Challenge
All entries are to be quoted exactly; the images stay out of the copy.

── Task data ──

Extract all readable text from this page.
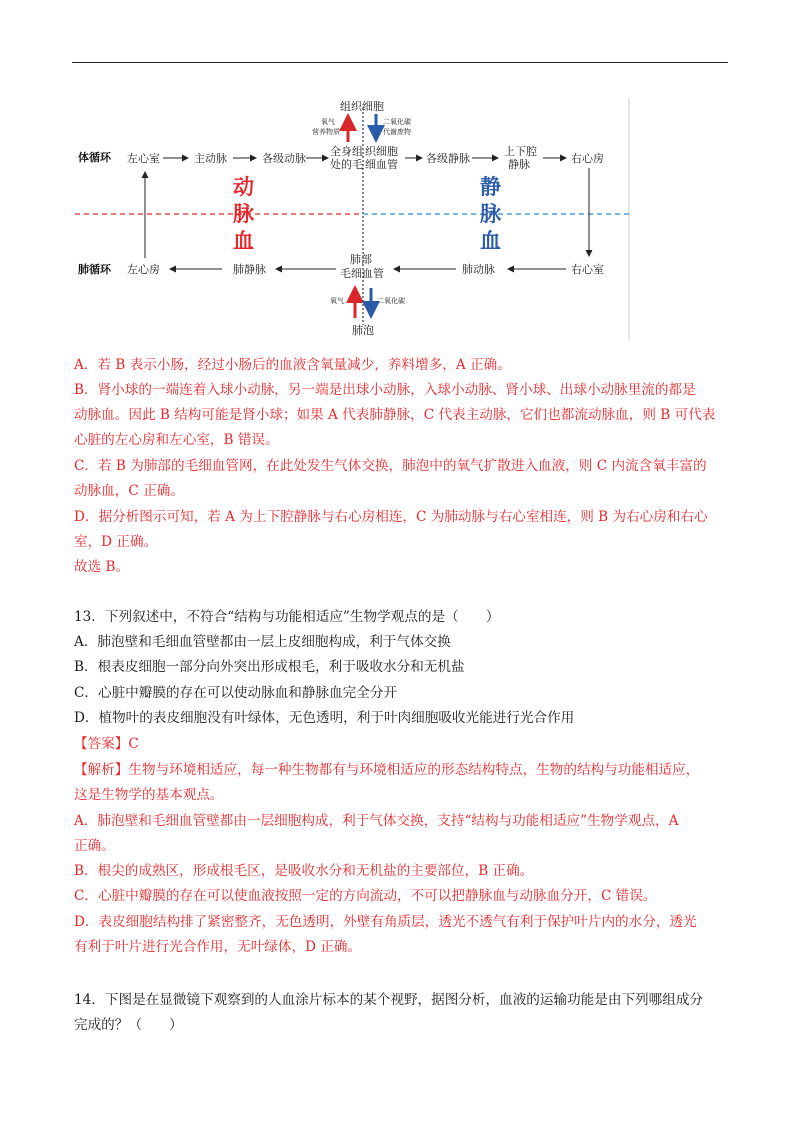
体循环
肺循环
组织细胞
氧气
营养物质
二氧化碳
代谢废物
左心室	主动脉	各级动脉
全身组 织细胞
处的毛 细血管	各级静脉
上下腔
静脉	右心房
动
脉
血
静
脉
血
左心房	肺静脉
肺部
毛细血管	肺动脉	右心室
氧气	二氧化碳
肺泡
A．若 B 表示小肠，经过小肠后的血液含氧量减少，养料增多，A 正确。
B．肾小球的一端连着入球小动脉，另一端是出球小动脉，入球小动脉、肾小球、出球小动脉里流的都是
动脉血。因此 B 结构可能是肾小球；如果 A 代表肺静脉，C 代表主动脉，它们也都流动脉血，则 B 可代表
心脏的左心房和左心室，B 错误。
C．若 B 为肺部的毛细血管网，在此处发生气体交换，肺泡中的氧气扩散进入血液，则 C 内流含氧丰富的
动脉血，C 正确。
D．据分析图示可知，若 A 为上下腔静脉与右心房相连，C 为肺动脉与右心室相连，则 B 为右心房和右心
室，D 正确。
故选 B。
13．下列叙述中，不符合“结构与功能相适应”生物学观点的是（　　）
A．肺泡壁和毛细血管壁都由一层上皮细胞构成，利于气体交换
B．根表皮细胞一部分向外突出形成根毛，利于吸收水分和无机盐
C．心脏中瓣膜的存在可以使动脉血和静脉血完全分开
D．植物叶的表皮细胞没有叶绿体，无色透明，利于叶肉细胞吸收光能进行光合作用
【答案】C
【解析】生物与环境相适应，每一种生物都有与环境相适应的形态结构特点，生物的结构与功能相适应，
这是生物学的基本观点。
A．肺泡壁和毛细血管壁都由一层细胞构成，利于气体交换，支持“结构与功能相适应”生物学观点，A
正确。
B．根尖的成熟区，形成根毛区，是吸收水分和无机盐的主要部位，B 正确。
C．心脏中瓣膜的存在可以使血液按照一定的方向流动，不可以把静脉血与动脉血分开，C 错误。
D．表皮细胞结构排了紧密整齐，无色透明，外壁有角质层，透光不透气有利于保护叶片内的水分，透光
有利于叶片进行光合作用，无叶绿体，D 正确。
14．下图是在显微镜下观察到的人血涂片标本的某个视野，据图分析，血液的运输功能是由下列哪组成分
完成的？（　　）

───

Task response
Extract all readable text from this page.
体循环
肺循环
组织细胞
氧气
营养物质
二氧化碳
代谢废物
左心室	主动脉	各级动脉
全身组 织细胞
处的毛 细血管	各级静脉
上下腔
静脉	右心房
动
脉
血
静
脉
血
左心房	肺静脉
肺部
毛细血管	肺动脉	右心室
氧气	二氧化碳
肺泡
A．若 B 表示小肠，经过小肠后的血液含氧量减少，养料增多，A 正确。
B．肾小球的一端连着入球小动脉，另一端是出球小动脉，入球小动脉、肾小球、出球小动脉里流的都是
动脉血。因此 B 结构可能是肾小球；如果 A 代表肺静脉，C 代表主动脉，它们也都流动脉血，则 B 可代表
心脏的左心房和左心室，B 错误。
C．若 B 为肺部的毛细血管网，在此处发生气体交换，肺泡中的氧气扩散进入血液，则 C 内流含氧丰富的
动脉血，C 正确。
D．据分析图示可知，若 A 为上下腔静脉与右心房相连，C 为肺动脉与右心室相连，则 B 为右心房和右心
室，D 正确。
故选 B。
13．下列叙述中，不符合“结构与功能相适应”生物学观点的是（　　）
A．肺泡壁和毛细血管壁都由一层上皮细胞构成，利于气体交换
B．根表皮细胞一部分向外突出形成根毛，利于吸收水分和无机盐
C．心脏中瓣膜的存在可以使动脉血和静脉血完全分开
D．植物叶的表皮细胞没有叶绿体，无色透明，利于叶肉细胞吸收光能进行光合作用
【答案】C
【解析】生物与环境相适应，每一种生物都有与环境相适应的形态结构特点，生物的结构与功能相适应，
这是生物学的基本观点。
A．肺泡壁和毛细血管壁都由一层细胞构成，利于气体交换，支持“结构与功能相适应”生物学观点，A
正确。
B．根尖的成熟区，形成根毛区，是吸收水分和无机盐的主要部位，B 正确。
C．心脏中瓣膜的存在可以使血液按照一定的方向流动，不可以把静脉血与动脉血分开，C 错误。
D．表皮细胞结构排了紧密整齐，无色透明，外壁有角质层，透光不透气有利于保护叶片内的水分，透光
有利于叶片进行光合作用，无叶绿体，D 正确。
14．下图是在显微镜下观察到的人血涂片标本的某个视野，据图分析，血液的运输功能是由下列哪组成分
完成的？（　　）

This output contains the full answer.